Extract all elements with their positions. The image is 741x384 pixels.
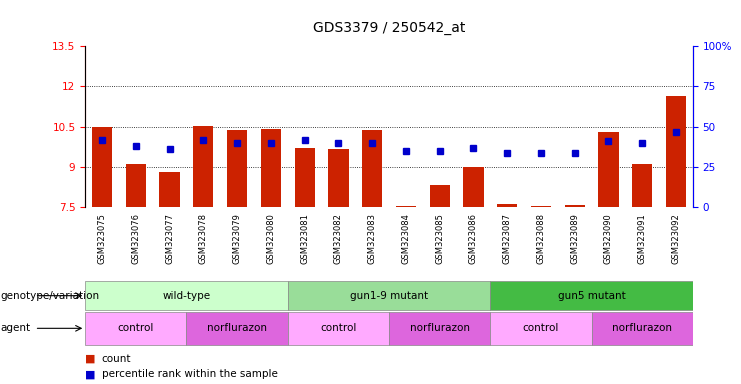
Bar: [531, 206, 551, 207]
Text: GSM323082: GSM323082: [334, 213, 343, 264]
Text: GSM323075: GSM323075: [98, 213, 107, 264]
Text: norflurazon: norflurazon: [612, 323, 672, 333]
Text: gun1-9 mutant: gun1-9 mutant: [350, 291, 428, 301]
Bar: [92, 127, 112, 207]
Text: GSM323091: GSM323091: [638, 213, 647, 264]
Bar: [261, 129, 281, 207]
Text: GSM323087: GSM323087: [502, 213, 512, 264]
Bar: [362, 130, 382, 207]
Bar: [497, 204, 517, 207]
Text: GSM323092: GSM323092: [671, 213, 680, 264]
Bar: [193, 126, 213, 207]
Text: gun5 mutant: gun5 mutant: [558, 291, 625, 301]
Text: agent: agent: [1, 323, 31, 333]
Bar: [288, 312, 389, 345]
Bar: [491, 312, 591, 345]
Text: ■: ■: [85, 369, 99, 379]
Bar: [463, 167, 484, 207]
Text: control: control: [320, 323, 356, 333]
Text: GSM323076: GSM323076: [131, 213, 140, 264]
Bar: [187, 312, 288, 345]
Text: count: count: [102, 354, 131, 364]
Text: control: control: [118, 323, 154, 333]
Text: GSM323088: GSM323088: [536, 213, 545, 264]
Bar: [288, 281, 491, 310]
Bar: [591, 312, 693, 345]
Text: norflurazon: norflurazon: [410, 323, 470, 333]
Text: genotype/variation: genotype/variation: [1, 291, 100, 301]
Text: GSM323078: GSM323078: [199, 213, 208, 264]
Text: GSM323084: GSM323084: [402, 213, 411, 264]
Bar: [328, 149, 348, 207]
Bar: [666, 96, 686, 207]
Bar: [85, 281, 288, 310]
Text: GSM323085: GSM323085: [435, 213, 444, 264]
Text: GSM323086: GSM323086: [469, 213, 478, 264]
Bar: [598, 132, 619, 207]
Bar: [159, 172, 180, 207]
Text: GDS3379 / 250542_at: GDS3379 / 250542_at: [313, 21, 465, 35]
Bar: [294, 148, 315, 207]
Text: GSM323077: GSM323077: [165, 213, 174, 264]
Text: percentile rank within the sample: percentile rank within the sample: [102, 369, 277, 379]
Text: GSM323079: GSM323079: [233, 213, 242, 264]
Bar: [491, 281, 693, 310]
Bar: [126, 164, 146, 207]
Text: GSM323089: GSM323089: [570, 213, 579, 264]
Bar: [389, 312, 491, 345]
Bar: [396, 206, 416, 207]
Bar: [430, 185, 450, 207]
Text: wild-type: wild-type: [162, 291, 210, 301]
Text: norflurazon: norflurazon: [207, 323, 267, 333]
Bar: [632, 164, 652, 207]
Text: GSM323083: GSM323083: [368, 213, 376, 264]
Text: ■: ■: [85, 354, 99, 364]
Text: control: control: [522, 323, 559, 333]
Text: GSM323081: GSM323081: [300, 213, 309, 264]
Text: GSM323090: GSM323090: [604, 213, 613, 264]
Bar: [85, 312, 187, 345]
Bar: [565, 205, 585, 207]
Text: GSM323080: GSM323080: [266, 213, 276, 264]
Bar: [227, 130, 247, 207]
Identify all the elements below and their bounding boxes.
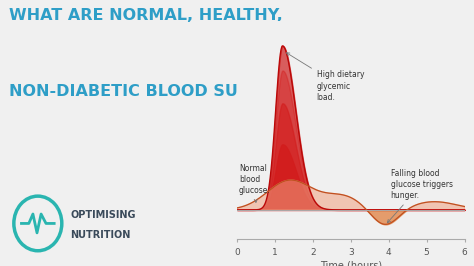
Text: Falling blood
glucose triggers
hunger.: Falling blood glucose triggers hunger. [387,169,453,223]
Text: Normal
blood
glucose.: Normal blood glucose. [239,164,271,202]
Text: NUTRITION: NUTRITION [71,230,131,240]
Text: NON-DIABETIC BLOOD SUGARS?: NON-DIABETIC BLOOD SUGARS? [9,84,297,99]
X-axis label: Time (hours): Time (hours) [319,261,382,266]
Text: WHAT ARE NORMAL, HEALTHY,: WHAT ARE NORMAL, HEALTHY, [9,8,283,23]
Text: OPTIMISING: OPTIMISING [71,210,136,220]
Text: High dietary
glycemic
load.: High dietary glycemic load. [286,53,364,102]
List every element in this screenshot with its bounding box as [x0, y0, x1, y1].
****************
WHAT THIS TASK INVOLVES » Copy out every line above exactly as it stands, leaving the pictures out.

WRITTEN SOLUTION »
Extract all elements with their positions. The image is 741x384 pixels.
Bar: [531, 206, 551, 207]
Text: GSM323082: GSM323082: [334, 213, 343, 264]
Text: GSM323075: GSM323075: [98, 213, 107, 264]
Text: norflurazon: norflurazon: [612, 323, 672, 333]
Text: gun1-9 mutant: gun1-9 mutant: [350, 291, 428, 301]
Bar: [92, 127, 112, 207]
Text: GSM323091: GSM323091: [638, 213, 647, 264]
Bar: [261, 129, 281, 207]
Text: GSM323087: GSM323087: [502, 213, 512, 264]
Bar: [362, 130, 382, 207]
Bar: [497, 204, 517, 207]
Text: GSM323092: GSM323092: [671, 213, 680, 264]
Bar: [193, 126, 213, 207]
Text: gun5 mutant: gun5 mutant: [558, 291, 625, 301]
Text: agent: agent: [1, 323, 31, 333]
Bar: [288, 312, 389, 345]
Bar: [491, 312, 591, 345]
Text: ■: ■: [85, 369, 99, 379]
Bar: [463, 167, 484, 207]
Text: control: control: [320, 323, 356, 333]
Text: GSM323076: GSM323076: [131, 213, 140, 264]
Bar: [187, 312, 288, 345]
Text: count: count: [102, 354, 131, 364]
Text: control: control: [118, 323, 154, 333]
Text: GSM323088: GSM323088: [536, 213, 545, 264]
Bar: [288, 281, 491, 310]
Bar: [591, 312, 693, 345]
Text: norflurazon: norflurazon: [410, 323, 470, 333]
Text: genotype/variation: genotype/variation: [1, 291, 100, 301]
Text: GSM323078: GSM323078: [199, 213, 208, 264]
Text: GSM323084: GSM323084: [402, 213, 411, 264]
Bar: [328, 149, 348, 207]
Bar: [666, 96, 686, 207]
Bar: [85, 281, 288, 310]
Text: GSM323085: GSM323085: [435, 213, 444, 264]
Text: GSM323086: GSM323086: [469, 213, 478, 264]
Bar: [598, 132, 619, 207]
Bar: [159, 172, 180, 207]
Text: GDS3379 / 250542_at: GDS3379 / 250542_at: [313, 21, 465, 35]
Bar: [294, 148, 315, 207]
Text: GSM323077: GSM323077: [165, 213, 174, 264]
Text: percentile rank within the sample: percentile rank within the sample: [102, 369, 277, 379]
Text: GSM323079: GSM323079: [233, 213, 242, 264]
Bar: [491, 281, 693, 310]
Bar: [126, 164, 146, 207]
Text: GSM323089: GSM323089: [570, 213, 579, 264]
Bar: [389, 312, 491, 345]
Bar: [396, 206, 416, 207]
Bar: [430, 185, 450, 207]
Text: wild-type: wild-type: [162, 291, 210, 301]
Text: norflurazon: norflurazon: [207, 323, 267, 333]
Bar: [632, 164, 652, 207]
Text: GSM323083: GSM323083: [368, 213, 376, 264]
Text: ■: ■: [85, 354, 99, 364]
Text: control: control: [522, 323, 559, 333]
Text: GSM323081: GSM323081: [300, 213, 309, 264]
Text: GSM323090: GSM323090: [604, 213, 613, 264]
Bar: [85, 312, 187, 345]
Bar: [565, 205, 585, 207]
Text: GSM323080: GSM323080: [266, 213, 276, 264]
Bar: [227, 130, 247, 207]
Identify all the elements below and their bounding boxes.
Text: Falling blood
glucose triggers
hunger.: Falling blood glucose triggers hunger. [387,169,453,223]
Text: Normal
blood
glucose.: Normal blood glucose. [239,164,271,202]
Text: NUTRITION: NUTRITION [71,230,131,240]
Text: NON-DIABETIC BLOOD SUGARS?: NON-DIABETIC BLOOD SUGARS? [9,84,297,99]
X-axis label: Time (hours): Time (hours) [319,261,382,266]
Text: WHAT ARE NORMAL, HEALTHY,: WHAT ARE NORMAL, HEALTHY, [9,8,283,23]
Text: OPTIMISING: OPTIMISING [71,210,136,220]
Text: High dietary
glycemic
load.: High dietary glycemic load. [286,53,364,102]
List every element in this screenshot with its bounding box as [x0, y0, x1, y1].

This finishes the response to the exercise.